*Work required*: Copy all lines of the listing that include the string "JSON".

Figure content listings:
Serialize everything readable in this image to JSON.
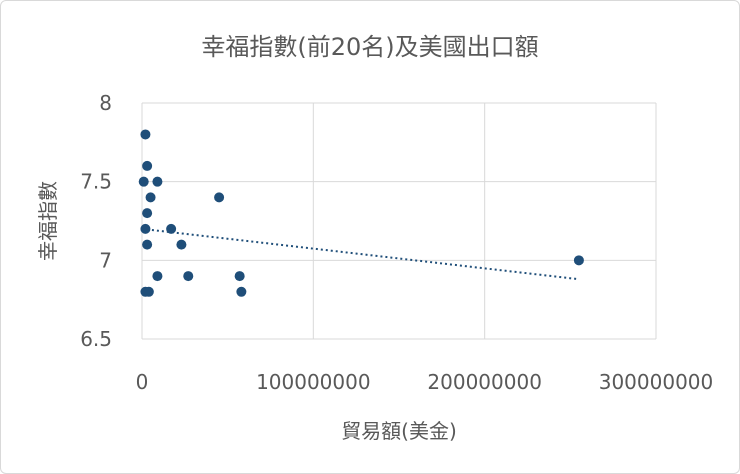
{
  "chart_data": {
    "type": "scatter",
    "title": "幸福指數(前20名)及美國出口額",
    "xlabel": "貿易額(美金)",
    "ylabel": "幸福指數",
    "xlim": [
      0,
      300000000
    ],
    "ylim": [
      6.5,
      8
    ],
    "x_ticks": [
      "0",
      "100000000",
      "200000000",
      "300000000"
    ],
    "y_ticks": [
      "6.5",
      "7",
      "7.5",
      "8"
    ],
    "grid": true,
    "trendline": {
      "type": "linear",
      "start": [
        0,
        7.2
      ],
      "end": [
        255000000,
        6.88
      ]
    },
    "points": [
      {
        "x": 1000000,
        "y": 7.5
      },
      {
        "x": 2000000,
        "y": 6.8
      },
      {
        "x": 2000000,
        "y": 7.2
      },
      {
        "x": 2000000,
        "y": 7.8
      },
      {
        "x": 3000000,
        "y": 7.3
      },
      {
        "x": 3000000,
        "y": 7.6
      },
      {
        "x": 3000000,
        "y": 7.1
      },
      {
        "x": 4000000,
        "y": 6.8
      },
      {
        "x": 5000000,
        "y": 7.4
      },
      {
        "x": 9000000,
        "y": 6.9
      },
      {
        "x": 9000000,
        "y": 7.5
      },
      {
        "x": 17000000,
        "y": 7.2
      },
      {
        "x": 23000000,
        "y": 7.1
      },
      {
        "x": 27000000,
        "y": 6.9
      },
      {
        "x": 45000000,
        "y": 7.4
      },
      {
        "x": 57000000,
        "y": 6.9
      },
      {
        "x": 58000000,
        "y": 6.8
      },
      {
        "x": 255000000,
        "y": 7.0
      }
    ]
  }
}
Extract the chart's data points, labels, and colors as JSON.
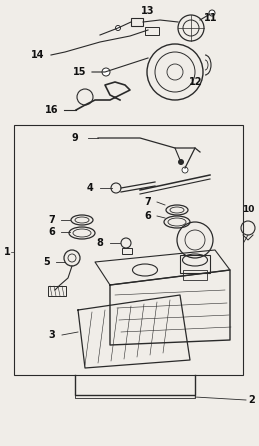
{
  "bg_color": "#f0ede8",
  "line_color": "#2a2a2a",
  "text_color": "#111111",
  "figsize": [
    2.59,
    4.46
  ],
  "dpi": 100
}
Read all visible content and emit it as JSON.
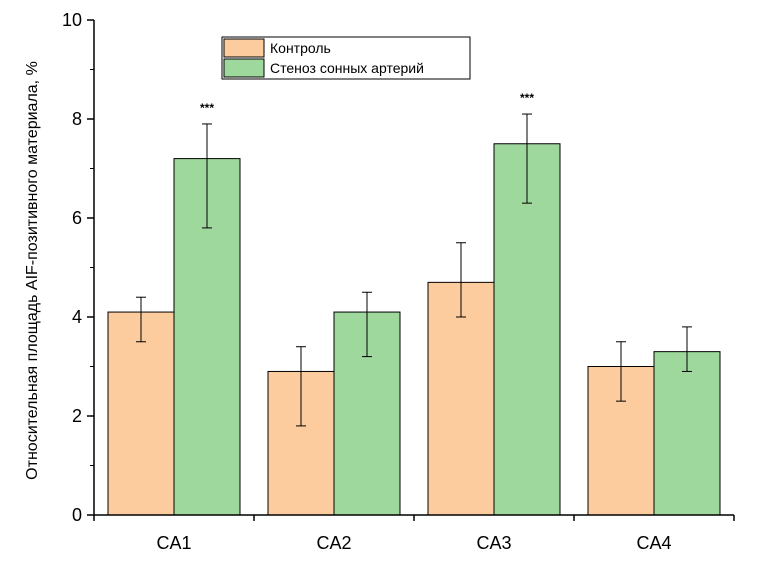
{
  "chart_data": {
    "type": "bar",
    "categories": [
      "CA1",
      "CA2",
      "CA3",
      "CA4"
    ],
    "series": [
      {
        "name": "Контроль",
        "color": "#FCCB9E",
        "values": [
          4.1,
          2.9,
          4.7,
          3.0
        ],
        "err_low": [
          3.5,
          1.8,
          4.0,
          2.3
        ],
        "err_high": [
          4.4,
          3.4,
          5.5,
          3.5
        ]
      },
      {
        "name": "Стеноз сонных артерий",
        "color": "#9ED89C",
        "values": [
          7.2,
          4.1,
          7.5,
          3.3
        ],
        "err_low": [
          5.8,
          3.2,
          6.3,
          2.9
        ],
        "err_high": [
          7.9,
          4.5,
          8.1,
          3.8
        ]
      }
    ],
    "annotations": [
      {
        "category": "CA1",
        "series": 1,
        "text": "***"
      },
      {
        "category": "CA3",
        "series": 1,
        "text": "***"
      }
    ],
    "ylabel": "Относительная площадь AIF-позитивного материала, %",
    "xlabel": "",
    "ylim": [
      0,
      10
    ],
    "yticks": [
      "0",
      "2",
      "4",
      "6",
      "8",
      "10"
    ],
    "grid": false,
    "legend_position": "top-left"
  }
}
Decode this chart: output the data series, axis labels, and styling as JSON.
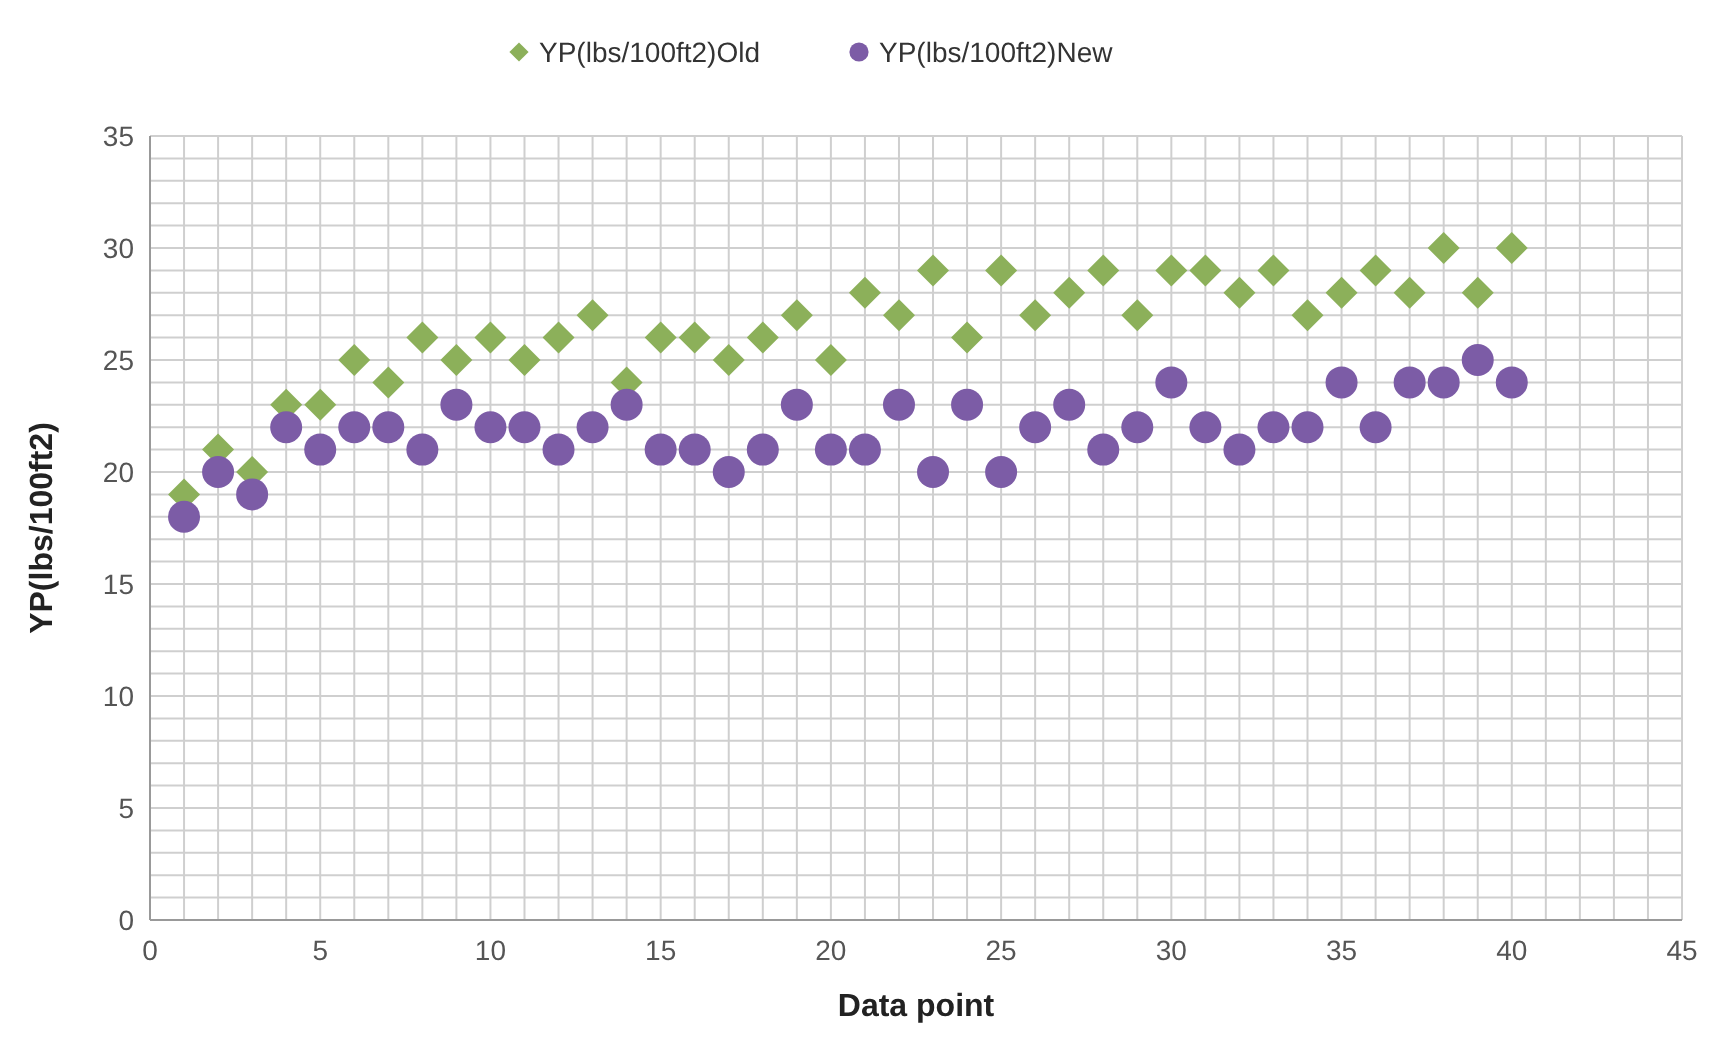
{
  "chart_data": {
    "type": "scatter",
    "xlabel": "Data point",
    "ylabel": "YP(lbs/100ft2)",
    "xlim": [
      0,
      45
    ],
    "ylim": [
      0,
      35
    ],
    "xticks": [
      0,
      5,
      10,
      15,
      20,
      25,
      30,
      35,
      40,
      45
    ],
    "yticks": [
      0,
      5,
      10,
      15,
      20,
      25,
      30,
      35
    ],
    "grid": true,
    "legend": "top",
    "x": [
      1,
      2,
      3,
      4,
      5,
      6,
      7,
      8,
      9,
      10,
      11,
      12,
      13,
      14,
      15,
      16,
      17,
      18,
      19,
      20,
      21,
      22,
      23,
      24,
      25,
      26,
      27,
      28,
      29,
      30,
      31,
      32,
      33,
      34,
      35,
      36,
      37,
      38,
      39,
      40
    ],
    "series": [
      {
        "name": "YP(lbs/100ft2)Old",
        "color": "#8cb05a",
        "marker": "diamond",
        "values": [
          19,
          21,
          20,
          23,
          23,
          25,
          24,
          26,
          25,
          26,
          25,
          26,
          27,
          24,
          26,
          26,
          25,
          26,
          27,
          25,
          28,
          27,
          29,
          26,
          29,
          27,
          28,
          29,
          27,
          29,
          29,
          28,
          29,
          27,
          28,
          29,
          28,
          30,
          28,
          30
        ]
      },
      {
        "name": "YP(lbs/100ft2)New",
        "color": "#7c5ca6",
        "marker": "circle",
        "values": [
          18,
          20,
          19,
          22,
          21,
          22,
          22,
          21,
          23,
          22,
          22,
          21,
          22,
          23,
          21,
          21,
          20,
          21,
          23,
          21,
          21,
          23,
          20,
          23,
          20,
          22,
          23,
          21,
          22,
          24,
          22,
          21,
          22,
          22,
          24,
          22,
          24,
          24,
          25,
          24
        ]
      }
    ]
  }
}
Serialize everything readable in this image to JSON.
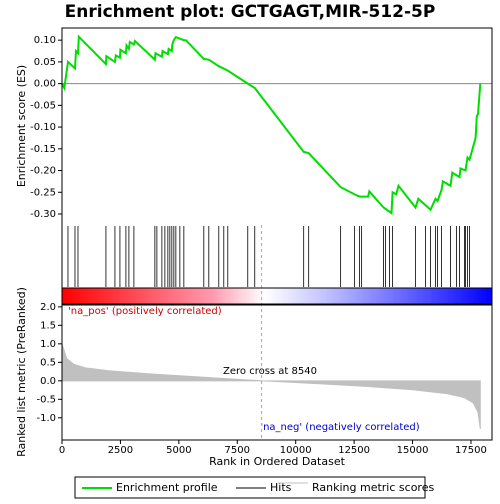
{
  "chart_data": [
    {
      "type": "line",
      "title": "Enrichment plot: GCTGAGT,MIR-512-5P",
      "ylabel": "Enrichment score (ES)",
      "series": [
        {
          "name": "Enrichment profile",
          "color": "#00dd00",
          "x": [
            0,
            100,
            256,
            556,
            600,
            684,
            720,
            1880,
            1900,
            2265,
            2300,
            2479,
            2500,
            2735,
            2760,
            2863,
            2900,
            3077,
            3120,
            3974,
            4000,
            4274,
            4300,
            4530,
            4560,
            4700,
            4720,
            4786,
            4872,
            5214,
            5300,
            6068,
            6282,
            6709,
            7094,
            7949,
            8248,
            10342,
            10556,
            11923,
            12521,
            12735,
            13100,
            13150,
            13761,
            14100,
            14145,
            14300,
            14400,
            15128,
            15250,
            15769,
            15983,
            16068,
            16239,
            16300,
            16624,
            16700,
            17008,
            17050,
            17265,
            17350,
            17436,
            17700,
            17750,
            17800,
            17900
          ],
          "values": [
            0,
            -0.01,
            0.05,
            0.035,
            0.075,
            0.07,
            0.108,
            0.045,
            0.063,
            0.05,
            0.065,
            0.06,
            0.078,
            0.07,
            0.088,
            0.08,
            0.096,
            0.09,
            0.098,
            0.055,
            0.07,
            0.062,
            0.075,
            0.068,
            0.08,
            0.075,
            0.09,
            0.1,
            0.107,
            0.1,
            0.1,
            0.057,
            0.055,
            0.04,
            0.03,
            0.0,
            -0.01,
            -0.157,
            -0.16,
            -0.238,
            -0.255,
            -0.26,
            -0.26,
            -0.248,
            -0.285,
            -0.298,
            -0.25,
            -0.255,
            -0.235,
            -0.285,
            -0.265,
            -0.29,
            -0.265,
            -0.27,
            -0.245,
            -0.225,
            -0.235,
            -0.205,
            -0.215,
            -0.195,
            -0.2,
            -0.17,
            -0.175,
            -0.125,
            -0.075,
            -0.07,
            0.0
          ]
        }
      ],
      "xlim": [
        0,
        18400
      ],
      "ylim": [
        -0.323,
        0.128
      ],
      "yticks": [
        {
          "value": 0.1,
          "label": "0.10"
        },
        {
          "value": 0.05,
          "label": "0.05"
        },
        {
          "value": 0,
          "label": "0.00"
        },
        {
          "value": -0.05,
          "label": "-0.05"
        },
        {
          "value": -0.1,
          "label": "-0.10"
        },
        {
          "value": -0.15,
          "label": "-0.15"
        },
        {
          "value": -0.2,
          "label": "-0.20"
        },
        {
          "value": -0.25,
          "label": "-0.25"
        },
        {
          "value": -0.3,
          "label": "-0.30"
        }
      ]
    },
    {
      "type": "rug",
      "name": "Hits",
      "color": "#000000",
      "values": [
        256,
        556,
        684,
        1880,
        2265,
        2479,
        2735,
        2863,
        3077,
        3974,
        4060,
        4274,
        4402,
        4530,
        4615,
        4700,
        4786,
        4872,
        5043,
        5214,
        6068,
        6282,
        6709,
        6923,
        7094,
        7949,
        8248,
        10342,
        10556,
        11923,
        12521,
        12735,
        12821,
        13761,
        13846,
        14017,
        14145,
        15128,
        15556,
        15769,
        15983,
        16068,
        16239,
        16624,
        16880,
        17008,
        17222,
        17265,
        17350,
        17436
      ]
    },
    {
      "type": "area",
      "name": "Ranking metric scores",
      "color": "#c0c0c0",
      "ylabel": "Ranked list metric (PreRanked)",
      "xlabel": "Rank in Ordered Dataset",
      "x": [
        0,
        200,
        500,
        1000,
        2000,
        4000,
        6000,
        8540,
        11000,
        13000,
        15000,
        16500,
        17200,
        17600,
        17800,
        17900
      ],
      "values": [
        1.0,
        0.6,
        0.45,
        0.35,
        0.27,
        0.18,
        0.1,
        0,
        -0.08,
        -0.15,
        -0.24,
        -0.35,
        -0.45,
        -0.6,
        -0.85,
        -1.3
      ],
      "zero_cross": 8540,
      "annotations": [
        "'na_pos' (positively correlated)",
        "Zero cross at 8540",
        "'na_neg' (negatively correlated)"
      ],
      "xlim": [
        0,
        18400
      ],
      "ylim": [
        -1.6,
        2.05
      ],
      "xticks": [
        0,
        2500,
        5000,
        7500,
        10000,
        12500,
        15000,
        17500
      ],
      "yticks": [
        {
          "value": 2,
          "label": "2.0"
        },
        {
          "value": 1.5,
          "label": "1.5"
        },
        {
          "value": 1,
          "label": "1.0"
        },
        {
          "value": 0.5,
          "label": "0.5"
        },
        {
          "value": 0,
          "label": "0.0"
        },
        {
          "value": -0.5,
          "label": "-0.5"
        },
        {
          "value": -1,
          "label": "-1.0"
        }
      ]
    }
  ]
}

*Correct response*:
Serialize everything readable in this image to JSON.
Extract the chart's data points, labels, and colors as JSON.
Read all visible content and emit it as JSON.
Decode this chart: output the data series, axis labels, and styling as JSON.
Serialize everything readable in this image to JSON.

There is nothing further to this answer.